■ What you should do ■
Read the data below. Every line holding the string "Radiologists" must be copied.

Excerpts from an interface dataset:
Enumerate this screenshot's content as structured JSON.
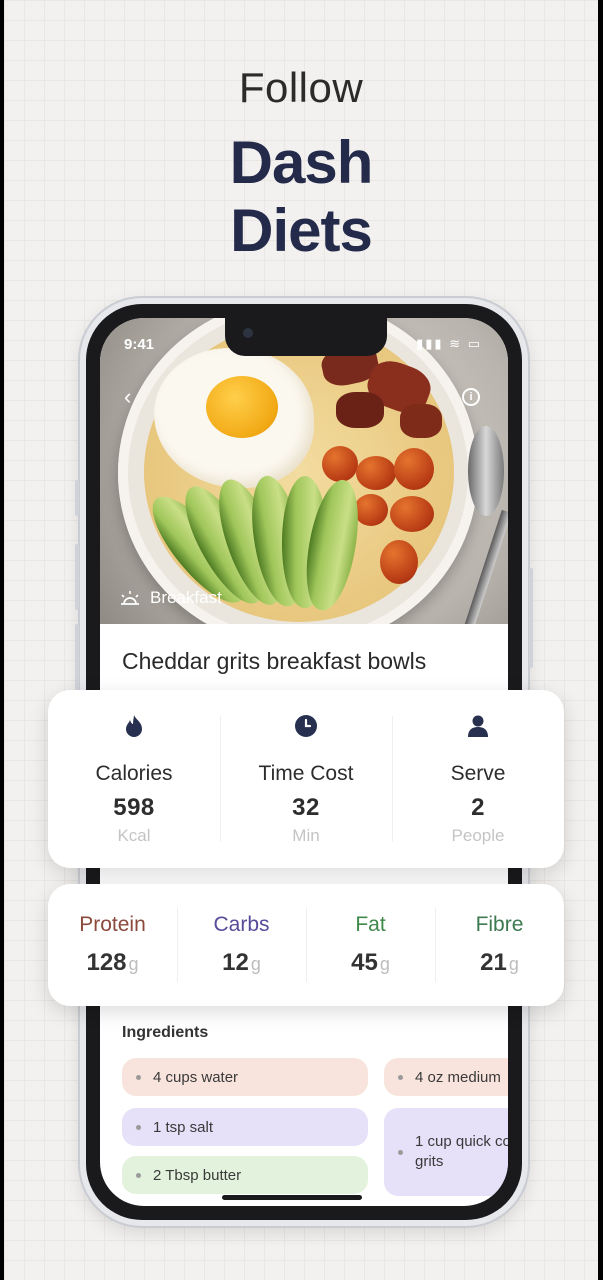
{
  "promo": {
    "line1": "Follow",
    "line2": "Dash",
    "line3": "Diets"
  },
  "status_bar": {
    "time": "9:41",
    "icons": "▮▮▮ ≋ ▭"
  },
  "hero": {
    "meal_type": "Breakfast",
    "meal_icon": "sunrise-icon",
    "back_icon": "chevron-left-icon",
    "info_icon": "info-icon"
  },
  "recipe": {
    "title": "Cheddar grits breakfast bowls"
  },
  "stats": [
    {
      "label": "Calories",
      "value": "598",
      "unit": "Kcal",
      "icon": "flame-icon"
    },
    {
      "label": "Time Cost",
      "value": "32",
      "unit": "Min",
      "icon": "clock-icon"
    },
    {
      "label": "Serve",
      "value": "2",
      "unit": "People",
      "icon": "person-icon"
    }
  ],
  "macros": [
    {
      "name": "Protein",
      "value": "128",
      "unit": "g",
      "color": "#8b4a3c"
    },
    {
      "name": "Carbs",
      "value": "12",
      "unit": "g",
      "color": "#5a4a9a"
    },
    {
      "name": "Fat",
      "value": "45",
      "unit": "g",
      "color": "#3f8a4a"
    },
    {
      "name": "Fibre",
      "value": "21",
      "unit": "g",
      "color": "#3d7a50"
    }
  ],
  "ingredients": {
    "title": "Ingredients",
    "items": [
      {
        "text": "4 cups water",
        "color": "#f8e4dc"
      },
      {
        "text": "4 oz medium",
        "color": "#f8e4dc"
      },
      {
        "text": "1 tsp salt",
        "color": "#e6e0f8"
      },
      {
        "text": "1 cup quick co grits",
        "color": "#e6e0f8"
      },
      {
        "text": "2 Tbsp butter",
        "color": "#e2f2dc"
      }
    ]
  },
  "colors": {
    "headline_navy": "#232a4a",
    "icon_navy": "#27304f"
  }
}
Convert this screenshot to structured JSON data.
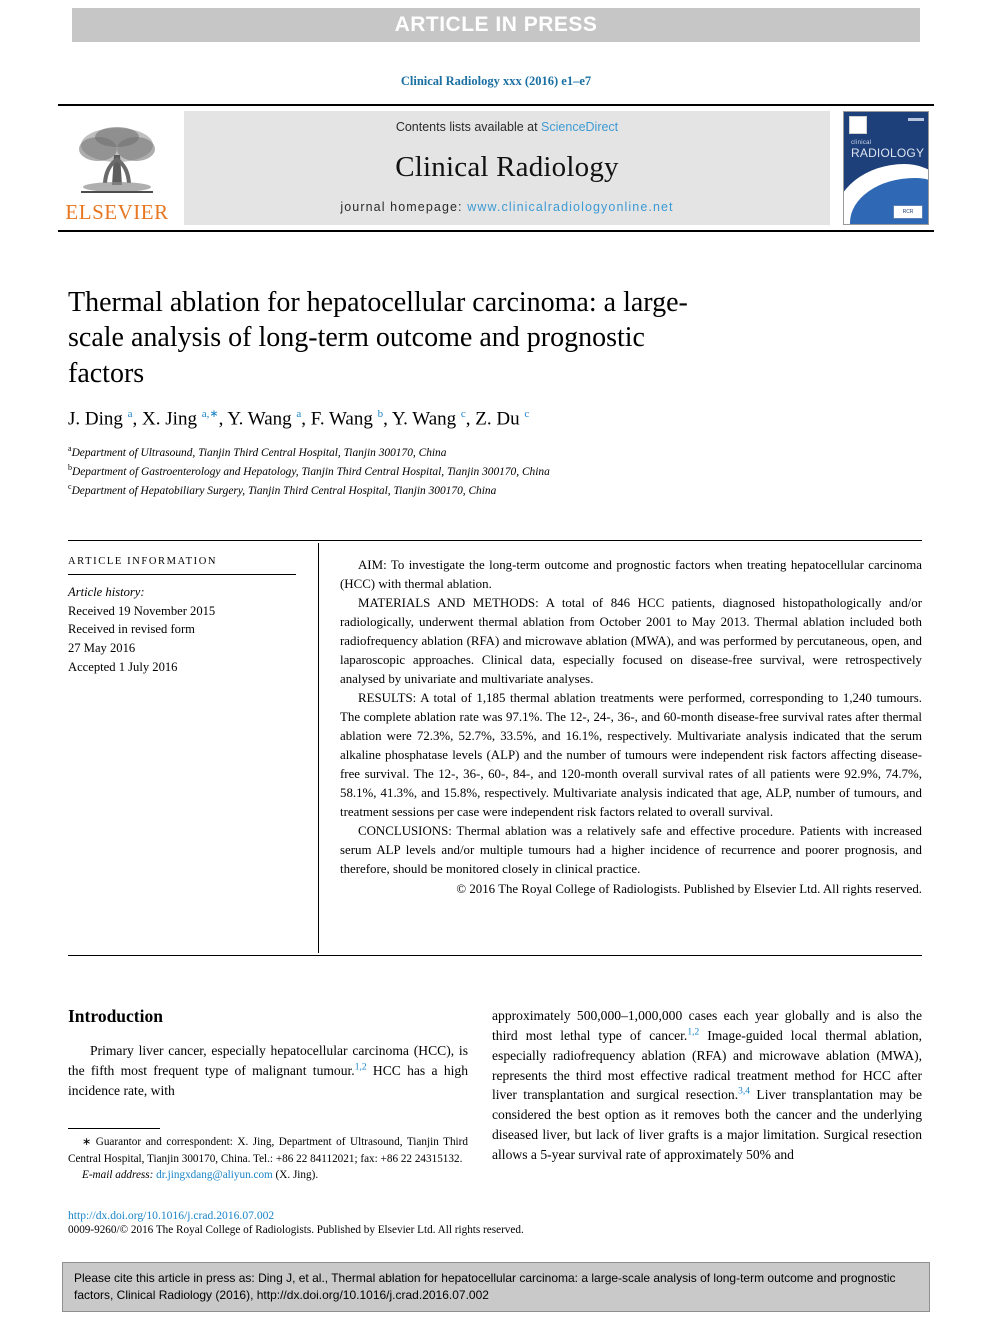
{
  "banner": {
    "label": "ARTICLE IN PRESS"
  },
  "running_head": "Clinical Radiology xxx (2016) e1–e7",
  "masthead": {
    "contents_prefix": "Contents lists available at ",
    "contents_link": "ScienceDirect",
    "journal_title": "Clinical Radiology",
    "homepage_prefix": "journal homepage: ",
    "homepage_url": "www.clinicalradiologyonline.net",
    "publisher_logo_text": "ELSEVIER",
    "cover": {
      "name_small": "clinical",
      "name_large": "RADIOLOGY",
      "badge": "RCR"
    },
    "colors": {
      "link": "#3e9ad4",
      "elsevier_orange": "#e87722",
      "cover_blue": "#1d3f7a",
      "panel_grey": "#e4e4e4"
    }
  },
  "article": {
    "title": "Thermal ablation for hepatocellular carcinoma: a large-scale analysis of long-term outcome and prognostic factors",
    "authors_html": "J. Ding <sup>a</sup>, X. Jing <sup>a,∗</sup>, Y. Wang <sup>a</sup>, F. Wang <sup>b</sup>, Y. Wang <sup>c</sup>, Z. Du <sup>c</sup>",
    "affiliations": [
      {
        "marker": "a",
        "text": "Department of Ultrasound, Tianjin Third Central Hospital, Tianjin 300170, China"
      },
      {
        "marker": "b",
        "text": "Department of Gastroenterology and Hepatology, Tianjin Third Central Hospital, Tianjin 300170, China"
      },
      {
        "marker": "c",
        "text": "Department of Hepatobiliary Surgery, Tianjin Third Central Hospital, Tianjin 300170, China"
      }
    ]
  },
  "article_information": {
    "heading": "ARTICLE INFORMATION",
    "history_label": "Article history:",
    "history_lines": [
      "Received 19 November 2015",
      "Received in revised form",
      "27 May 2016",
      "Accepted 1 July 2016"
    ]
  },
  "abstract": {
    "aim": "AIM: To investigate the long-term outcome and prognostic factors when treating hepatocellular carcinoma (HCC) with thermal ablation.",
    "materials_and_methods": "MATERIALS AND METHODS: A total of 846 HCC patients, diagnosed histopathologically and/or radiologically, underwent thermal ablation from October 2001 to May 2013. Thermal ablation included both radiofrequency ablation (RFA) and microwave ablation (MWA), and was performed by percutaneous, open, and laparoscopic approaches. Clinical data, especially focused on disease-free survival, were retrospectively analysed by univariate and multivariate analyses.",
    "results": "RESULTS: A total of 1,185 thermal ablation treatments were performed, corresponding to 1,240 tumours. The complete ablation rate was 97.1%. The 12-, 24-, 36-, and 60-month disease-free survival rates after thermal ablation were 72.3%, 52.7%, 33.5%, and 16.1%, respectively. Multivariate analysis indicated that the serum alkaline phosphatase levels (ALP) and the number of tumours were independent risk factors affecting disease-free survival. The 12-, 36-, 60-, 84-, and 120-month overall survival rates of all patients were 92.9%, 74.7%, 58.1%, 41.3%, and 15.8%, respectively. Multivariate analysis indicated that age, ALP, number of tumours, and treatment sessions per case were independent risk factors related to overall survival.",
    "conclusions": "CONCLUSIONS: Thermal ablation was a relatively safe and effective procedure. Patients with increased serum ALP levels and/or multiple tumours had a higher incidence of recurrence and poorer prognosis, and therefore, should be monitored closely in clinical practice.",
    "copyright": "© 2016 The Royal College of Radiologists. Published by Elsevier Ltd. All rights reserved."
  },
  "body": {
    "introduction_heading": "Introduction",
    "left_paragraph_html": "Primary liver cancer, especially hepatocellular carcinoma (HCC), is the fifth most frequent type of malignant tumour.<span class=\"ref\">1,2</span> HCC has a high incidence rate, with",
    "right_paragraph_html": "approximately 500,000–1,000,000 cases each year globally and is also the third most lethal type of cancer.<span class=\"ref\">1,2</span> Image-guided local thermal ablation, especially radiofrequency ablation (RFA) and microwave ablation (MWA), represents the third most effective radical treatment method for HCC after liver transplantation and surgical resection.<span class=\"ref\">3,4</span> Liver transplantation may be considered the best option as it removes both the cancer and the underlying diseased liver, but lack of liver grafts is a major limitation. Surgical resection allows a 5-year survival rate of approximately 50% and"
  },
  "footnotes": {
    "correspondence_html": "<span style=\"font-size:11px\">∗</span> Guarantor and correspondent: X. Jing, Department of Ultrasound, Tianjin Third Central Hospital, Tianjin 300170, China. Tel.: +86 22 84112021; fax: +86 22 24315132.",
    "email_label": "E-mail address:",
    "email_address": "dr.jingxdang@aliyun.com",
    "email_suffix": "(X. Jing)."
  },
  "doi_block": {
    "doi_url": "http://dx.doi.org/10.1016/j.crad.2016.07.002",
    "copyright_line": "0009-9260/© 2016 The Royal College of Radiologists. Published by Elsevier Ltd. All rights reserved."
  },
  "citation_box": {
    "text": "Please cite this article in press as: Ding J, et al., Thermal ablation for hepatocellular carcinoma: a large-scale analysis of long-term outcome and prognostic factors, Clinical Radiology (2016), http://dx.doi.org/10.1016/j.crad.2016.07.002"
  }
}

■ Reply to the task ■
    "copyright": "© 2016 The Royal College of Radiologists. Published by Elsevier Ltd. All rights reserved."
    "copyright_line": "0009-9260/© 2016 The Royal College of Radiologists. Published by Elsevier Ltd. All rights reserved."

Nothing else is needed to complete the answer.